### WHAT IS NEEDED
Show every line containing "JSON" by copying it.
--- begin RECORDS PROVIDED ---
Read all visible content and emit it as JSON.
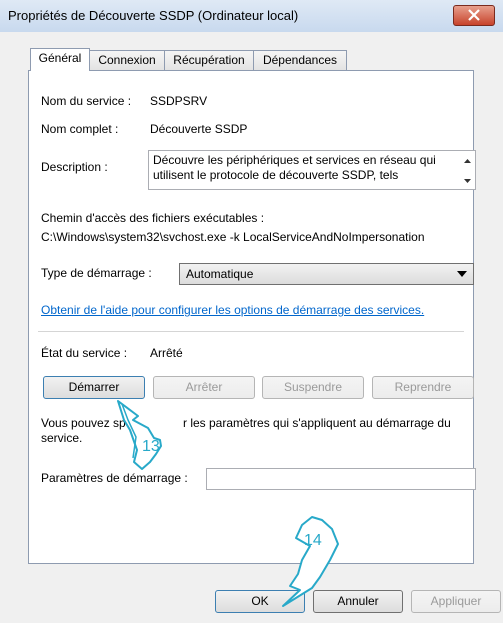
{
  "window": {
    "title": "Propriétés de Découverte SSDP (Ordinateur local)",
    "close_icon": "close-icon"
  },
  "tabs": [
    {
      "label": "Général",
      "active": true
    },
    {
      "label": "Connexion",
      "active": false
    },
    {
      "label": "Récupération",
      "active": false
    },
    {
      "label": "Dépendances",
      "active": false
    }
  ],
  "general": {
    "service_name_label": "Nom du service :",
    "service_name_value": "SSDPSRV",
    "full_name_label": "Nom complet :",
    "full_name_value": "Découverte SSDP",
    "description_label": "Description :",
    "description_value": "Découvre les périphériques et services en réseau qui utilisent le protocole de découverte SSDP, tels",
    "exec_path_label": "Chemin d'accès des fichiers exécutables :",
    "exec_path_value": "C:\\Windows\\system32\\svchost.exe -k LocalServiceAndNoImpersonation",
    "startup_type_label": "Type de démarrage :",
    "startup_type_value": "Automatique",
    "help_link": "Obtenir de l'aide pour configurer les options de démarrage des services.",
    "status_label": "État du service :",
    "status_value": "Arrêté",
    "buttons": {
      "start": "Démarrer",
      "stop": "Arrêter",
      "pause": "Suspendre",
      "resume": "Reprendre"
    },
    "params_help_line1": "Vous pouvez sp",
    "params_help_line1b": "r les paramètres qui s'appliquent au démarrage du",
    "params_help_line2": "service.",
    "start_params_label": "Paramètres de démarrage :",
    "start_params_value": ""
  },
  "footer": {
    "ok": "OK",
    "cancel": "Annuler",
    "apply": "Appliquer"
  },
  "annotations": {
    "step1": "13",
    "step2": "14",
    "accent_color": "#28a9c9"
  }
}
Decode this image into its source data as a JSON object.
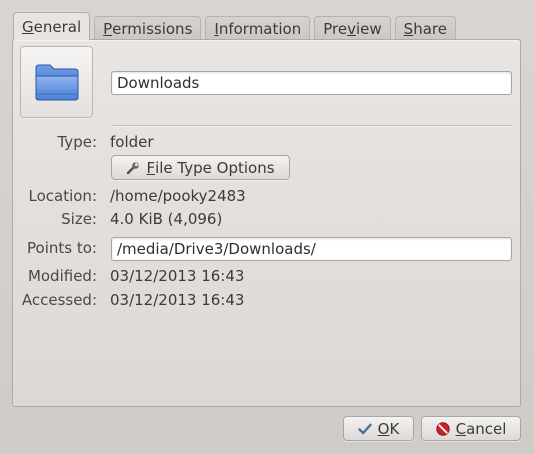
{
  "tabs": [
    {
      "label": "General",
      "mnemonic": "G",
      "rest": "eneral",
      "active": true
    },
    {
      "label": "Permissions",
      "mnemonic": "P",
      "rest": "ermissions",
      "active": false
    },
    {
      "label": "Information",
      "mnemonic": "I",
      "rest": "nformation",
      "active": false
    },
    {
      "label": "Preview",
      "mnemonic": "v",
      "pre": "Pre",
      "rest": "iew",
      "active": false
    },
    {
      "label": "Share",
      "mnemonic": "S",
      "rest": "hare",
      "active": false
    }
  ],
  "general": {
    "name_value": "Downloads",
    "type_label": "Type:",
    "type_value": "folder",
    "filetype_button": {
      "pre": "",
      "mnemonic": "F",
      "rest": "ile Type Options",
      "icon": "wrench-icon"
    },
    "location_label": "Location:",
    "location_value": "/home/pooky2483",
    "size_label": "Size:",
    "size_value": "4.0 KiB (4,096)",
    "points_to_label": "Points to:",
    "points_to_value": "/media/Drive3/Downloads/",
    "modified_label": "Modified:",
    "modified_value": "03/12/2013 16:43",
    "accessed_label": "Accessed:",
    "accessed_value": "03/12/2013 16:43",
    "folder_icon": "folder-icon",
    "folder_color": "#4a7fd4"
  },
  "footer": {
    "ok": {
      "mnemonic": "O",
      "rest": "K",
      "icon": "checkmark-icon"
    },
    "cancel": {
      "mnemonic": "C",
      "rest": "ancel",
      "icon": "cancel-icon"
    }
  }
}
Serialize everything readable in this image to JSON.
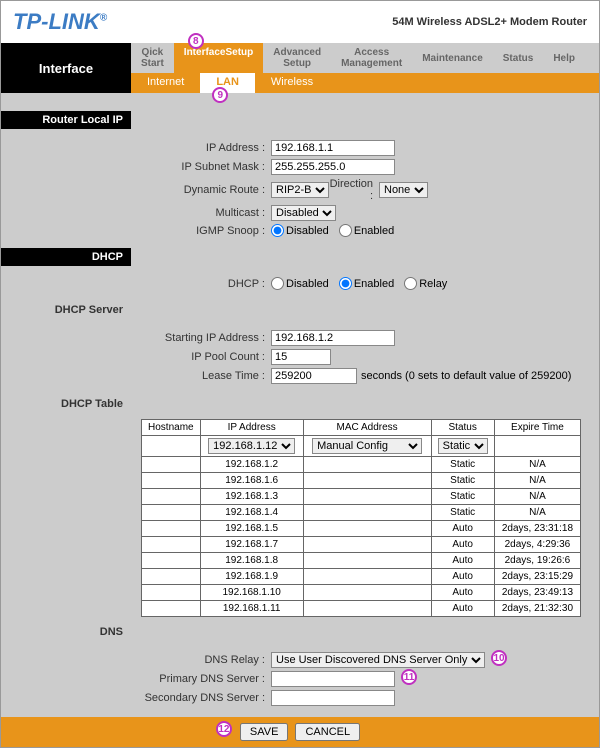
{
  "header": {
    "logo": "TP-LINK",
    "product": "54M Wireless ADSL2+ Modem Router"
  },
  "nav": {
    "title": "Interface",
    "tabs": [
      {
        "l1": "Qick",
        "l2": "Start"
      },
      {
        "l1": "Interface",
        "l2": "Setup"
      },
      {
        "l1": "Advanced",
        "l2": "Setup"
      },
      {
        "l1": "Access",
        "l2": "Management"
      },
      {
        "l1": "Maintenance",
        "l2": ""
      },
      {
        "l1": "Status",
        "l2": ""
      },
      {
        "l1": "Help",
        "l2": ""
      }
    ],
    "sub": [
      "Internet",
      "LAN",
      "Wireless"
    ]
  },
  "sections": {
    "routerLocalIp": "Router Local IP",
    "dhcp": "DHCP",
    "dhcpServer": "DHCP Server",
    "dhcpTable": "DHCP Table",
    "dns": "DNS"
  },
  "lan": {
    "ipAddressLbl": "IP Address :",
    "ipAddress": "192.168.1.1",
    "subnetLbl": "IP Subnet Mask :",
    "subnet": "255.255.255.0",
    "dynRouteLbl": "Dynamic Route :",
    "dynRoute": "RIP2-B",
    "directionLbl": "Direction :",
    "direction": "None",
    "multicastLbl": "Multicast :",
    "multicast": "Disabled",
    "igmpLbl": "IGMP Snoop :",
    "igmpDisabled": "Disabled",
    "igmpEnabled": "Enabled"
  },
  "dhcp": {
    "modeLbl": "DHCP :",
    "disabled": "Disabled",
    "enabled": "Enabled",
    "relay": "Relay",
    "startLbl": "Starting IP Address :",
    "start": "192.168.1.2",
    "poolLbl": "IP Pool Count :",
    "pool": "15",
    "leaseLbl": "Lease Time :",
    "lease": "259200",
    "leaseNote": "seconds   (0 sets to default value of 259200)"
  },
  "table": {
    "cols": [
      "Hostname",
      "IP Address",
      "MAC Address",
      "Status",
      "Expire Time"
    ],
    "ipSel": "192.168.1.12",
    "macSel": "Manual Config",
    "statusSel": "Static",
    "rows": [
      {
        "ip": "192.168.1.2",
        "mac": "",
        "status": "Static",
        "exp": "N/A"
      },
      {
        "ip": "192.168.1.6",
        "mac": "",
        "status": "Static",
        "exp": "N/A"
      },
      {
        "ip": "192.168.1.3",
        "mac": "",
        "status": "Static",
        "exp": "N/A"
      },
      {
        "ip": "192.168.1.4",
        "mac": "",
        "status": "Static",
        "exp": "N/A"
      },
      {
        "ip": "192.168.1.5",
        "mac": "",
        "status": "Auto",
        "exp": "2days, 23:31:18"
      },
      {
        "ip": "192.168.1.7",
        "mac": "",
        "status": "Auto",
        "exp": "2days, 4:29:36"
      },
      {
        "ip": "192.168.1.8",
        "mac": "",
        "status": "Auto",
        "exp": "2days, 19:26:6"
      },
      {
        "ip": "192.168.1.9",
        "mac": "",
        "status": "Auto",
        "exp": "2days, 23:15:29"
      },
      {
        "ip": "192.168.1.10",
        "mac": "",
        "status": "Auto",
        "exp": "2days, 23:49:13"
      },
      {
        "ip": "192.168.1.11",
        "mac": "",
        "status": "Auto",
        "exp": "2days, 21:32:30"
      }
    ]
  },
  "dns": {
    "relayLbl": "DNS Relay :",
    "relay": "Use User Discovered DNS Server Only",
    "primaryLbl": "Primary DNS Server :",
    "primary": "",
    "secondaryLbl": "Secondary DNS Server :",
    "secondary": ""
  },
  "footer": {
    "save": "SAVE",
    "cancel": "CANCEL"
  },
  "annotations": {
    "a8": "8",
    "a9": "9",
    "a10": "10",
    "a11": "11",
    "a12": "12"
  }
}
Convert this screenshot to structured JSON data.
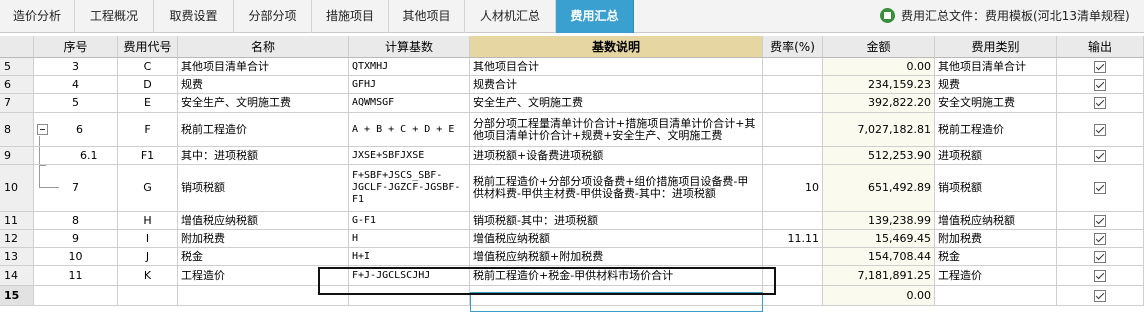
{
  "tabs": [
    {
      "label": "造价分析",
      "active": false
    },
    {
      "label": "工程概况",
      "active": false
    },
    {
      "label": "取费设置",
      "active": false
    },
    {
      "label": "分部分项",
      "active": false
    },
    {
      "label": "措施项目",
      "active": false
    },
    {
      "label": "其他项目",
      "active": false
    },
    {
      "label": "人材机汇总",
      "active": false
    },
    {
      "label": "费用汇总",
      "active": true
    }
  ],
  "file_label": "费用汇总文件：费用模板(河北13清单规程)",
  "columns": {
    "seq": "序号",
    "code": "费用代号",
    "name": "名称",
    "basis": "计算基数",
    "basis_desc": "基数说明",
    "rate": "费率(%)",
    "amount": "金额",
    "category": "费用类别",
    "output": "输出"
  },
  "rows": [
    {
      "rownum": "5",
      "seq": "3",
      "code": "C",
      "name": "其他项目清单合计",
      "basis": "QTXMHJ",
      "basis_desc": "其他项目合计",
      "rate": "",
      "amount": "0.00",
      "category": "其他项目清单合计",
      "output": true
    },
    {
      "rownum": "6",
      "seq": "4",
      "code": "D",
      "name": "规费",
      "basis": "GFHJ",
      "basis_desc": "规费合计",
      "rate": "",
      "amount": "234,159.23",
      "category": "规费",
      "output": true
    },
    {
      "rownum": "7",
      "seq": "5",
      "code": "E",
      "name": "安全生产、文明施工费",
      "basis": "AQWMSGF",
      "basis_desc": "安全生产、文明施工费",
      "rate": "",
      "amount": "392,822.20",
      "category": "安全文明施工费",
      "output": true
    },
    {
      "rownum": "8",
      "seq": "6",
      "code": "F",
      "name": "税前工程造价",
      "basis": "A + B + C + D + E",
      "basis_desc": "分部分项工程量清单计价合计+措施项目清单计价合计+其他项目清单计价合计+规费+安全生产、文明施工费",
      "rate": "",
      "amount": "7,027,182.81",
      "category": "税前工程造价",
      "output": true
    },
    {
      "rownum": "9",
      "seq": "6.1",
      "code": "F1",
      "name": "其中：进项税额",
      "basis": "JXSE+SBFJXSE",
      "basis_desc": "进项税额+设备费进项税额",
      "rate": "",
      "amount": "512,253.90",
      "category": "进项税额",
      "output": true
    },
    {
      "rownum": "10",
      "seq": "7",
      "code": "G",
      "name": "销项税额",
      "basis": "F+SBF+JSCS_SBF-JGCLF-JGZCF-JGSBF-F1",
      "basis_desc": "税前工程造价+分部分项设备费+组价措施项目设备费-甲供材料费-甲供主材费-甲供设备费-其中：进项税额",
      "rate": "10",
      "amount": "651,492.89",
      "category": "销项税额",
      "output": true
    },
    {
      "rownum": "11",
      "seq": "8",
      "code": "H",
      "name": "增值税应纳税额",
      "basis": "G-F1",
      "basis_desc": "销项税额-其中：进项税额",
      "rate": "",
      "amount": "139,238.99",
      "category": "增值税应纳税额",
      "output": true
    },
    {
      "rownum": "12",
      "seq": "9",
      "code": "I",
      "name": "附加税费",
      "basis": "H",
      "basis_desc": "增值税应纳税额",
      "rate": "11.11",
      "amount": "15,469.45",
      "category": "附加税费",
      "output": true
    },
    {
      "rownum": "13",
      "seq": "10",
      "code": "J",
      "name": "税金",
      "basis": "H+I",
      "basis_desc": "增值税应纳税额+附加税费",
      "rate": "",
      "amount": "154,708.44",
      "category": "税金",
      "output": true
    },
    {
      "rownum": "14",
      "seq": "11",
      "code": "K",
      "name": "工程造价",
      "basis": "F+J-JGCLSCJHJ",
      "basis_desc": "税前工程造价+税金-甲供材料市场价合计",
      "rate": "",
      "amount": "7,181,891.25",
      "category": "工程造价",
      "output": true
    },
    {
      "rownum": "15",
      "seq": "",
      "code": "",
      "name": "",
      "basis": "",
      "basis_desc": "",
      "rate": "",
      "amount": "0.00",
      "category": "",
      "output": true
    }
  ]
}
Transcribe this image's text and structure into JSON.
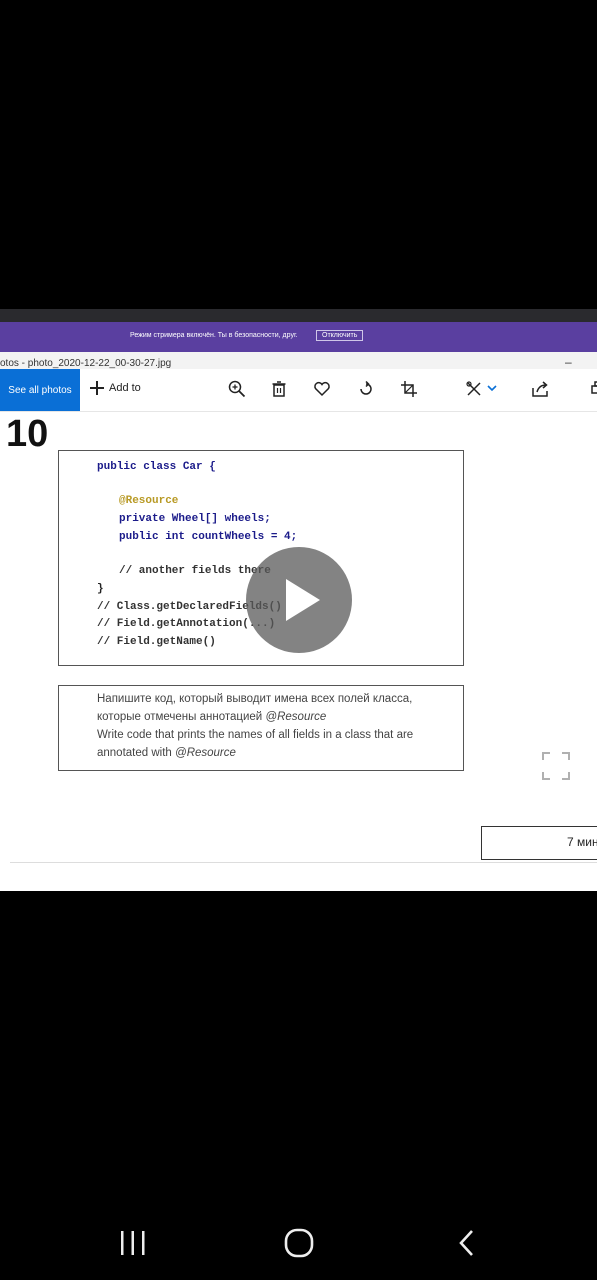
{
  "streamer_banner": {
    "message": "Режим стримера включён. Ты в безопасности, друг.",
    "button": "Отключить"
  },
  "window": {
    "title": "otos - photo_2020-12-22_00-30-27.jpg",
    "minimize": "–"
  },
  "toolbar": {
    "see_all_photos": "See all photos",
    "add_to": "Add to"
  },
  "slide": {
    "number": "10",
    "code_lines": [
      "public class Car {",
      "@Resource",
      "private Wheel[] wheels;",
      "public int countWheels = 4;",
      "// another fields there",
      "}",
      "// Class.getDeclaredFields()",
      "// Field.getAnnotation(...)",
      "// Field.getName()"
    ],
    "task_ru_1": "Напишите код, который выводит имена всех полей класса,",
    "task_ru_2": "которые отмечены аннотацией ",
    "task_ru_ann": "@Resource",
    "task_en_1": "Write code that prints the names of all fields in a class that are",
    "task_en_2": "annotated with ",
    "task_en_ann": "@Resource",
    "timer": "7 мин"
  },
  "colors": {
    "streamer_bg": "#5a3fa0",
    "see_all_bg": "#0a6fd6",
    "annotation": "#b89a25",
    "field": "#8a1e8a",
    "keyword": "#1b1b8a"
  }
}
--- end RECORDS PROVIDED ---
### RESULT BELOW
Read all visible content and emit it as JSON.
Decode this image into its source data as a JSON object.
Serialize everything readable in this image to JSON.
Convert this screenshot to structured JSON data.
Transcribe this image's text and structure into JSON.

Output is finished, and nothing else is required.